• To do: Reproduce all of the records exactly.

Stored data entries
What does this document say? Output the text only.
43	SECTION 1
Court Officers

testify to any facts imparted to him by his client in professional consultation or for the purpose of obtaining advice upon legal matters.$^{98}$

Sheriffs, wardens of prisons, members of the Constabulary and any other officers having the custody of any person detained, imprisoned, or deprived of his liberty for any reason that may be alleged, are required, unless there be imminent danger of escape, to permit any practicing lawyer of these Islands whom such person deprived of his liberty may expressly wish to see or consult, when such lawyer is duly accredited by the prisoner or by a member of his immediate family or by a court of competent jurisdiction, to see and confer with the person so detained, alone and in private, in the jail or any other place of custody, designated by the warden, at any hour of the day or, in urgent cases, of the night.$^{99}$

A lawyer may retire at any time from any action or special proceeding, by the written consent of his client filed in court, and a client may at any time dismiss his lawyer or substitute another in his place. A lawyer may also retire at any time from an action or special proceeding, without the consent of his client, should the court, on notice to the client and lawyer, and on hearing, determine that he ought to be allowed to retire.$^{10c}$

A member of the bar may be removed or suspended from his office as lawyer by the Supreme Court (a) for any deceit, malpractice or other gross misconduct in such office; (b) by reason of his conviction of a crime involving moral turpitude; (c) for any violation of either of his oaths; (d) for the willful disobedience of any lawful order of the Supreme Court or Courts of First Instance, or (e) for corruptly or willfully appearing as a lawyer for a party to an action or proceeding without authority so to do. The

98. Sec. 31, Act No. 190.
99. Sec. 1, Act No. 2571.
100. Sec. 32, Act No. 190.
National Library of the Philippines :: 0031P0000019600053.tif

• Response:
What does this document say? Output the text only.
43	SECTION 1
Court Officers

testify to any facts imparted to him by his client in professional consultation or for the purpose of obtaining advice upon legal matters.$^{98}$

Sheriffs, wardens of prisons, members of the Constabulary and any other officers having the custody of any person detained, imprisoned, or deprived of his liberty for any reason that may be alleged, are required, unless there be imminent danger of escape, to permit any practicing lawyer of these Islands whom such person deprived of his liberty may expressly wish to see or consult, when such lawyer is duly accredited by the prisoner or by a member of his immediate family or by a court of competent jurisdiction, to see and confer with the person so detained, alone and in private, in the jail or any other place of custody, designated by the warden, at any hour of the day or, in urgent cases, of the night.$^{99}$

A lawyer may retire at any time from any action or special proceeding, by the written consent of his client filed in court, and a client may at any time dismiss his lawyer or substitute another in his place. A lawyer may also retire at any time from an action or special proceeding, without the consent of his client, should the court, on notice to the client and lawyer, and on hearing, determine that he ought to be allowed to retire.$^{10c}$

A member of the bar may be removed or suspended from his office as lawyer by the Supreme Court (a) for any deceit, malpractice or other gross misconduct in such office; (b) by reason of his conviction of a crime involving moral turpitude; (c) for any violation of either of his oaths; (d) for the willful disobedience of any lawful order of the Supreme Court or Courts of First Instance, or (e) for corruptly or willfully appearing as a lawyer for a party to an action or proceeding without authority so to do. The

98. Sec. 31, Act No. 190.
99. Sec. 1, Act No. 2571.
100. Sec. 32, Act No. 190.
National Library of the Philippines :: 0031P0000019600053.tif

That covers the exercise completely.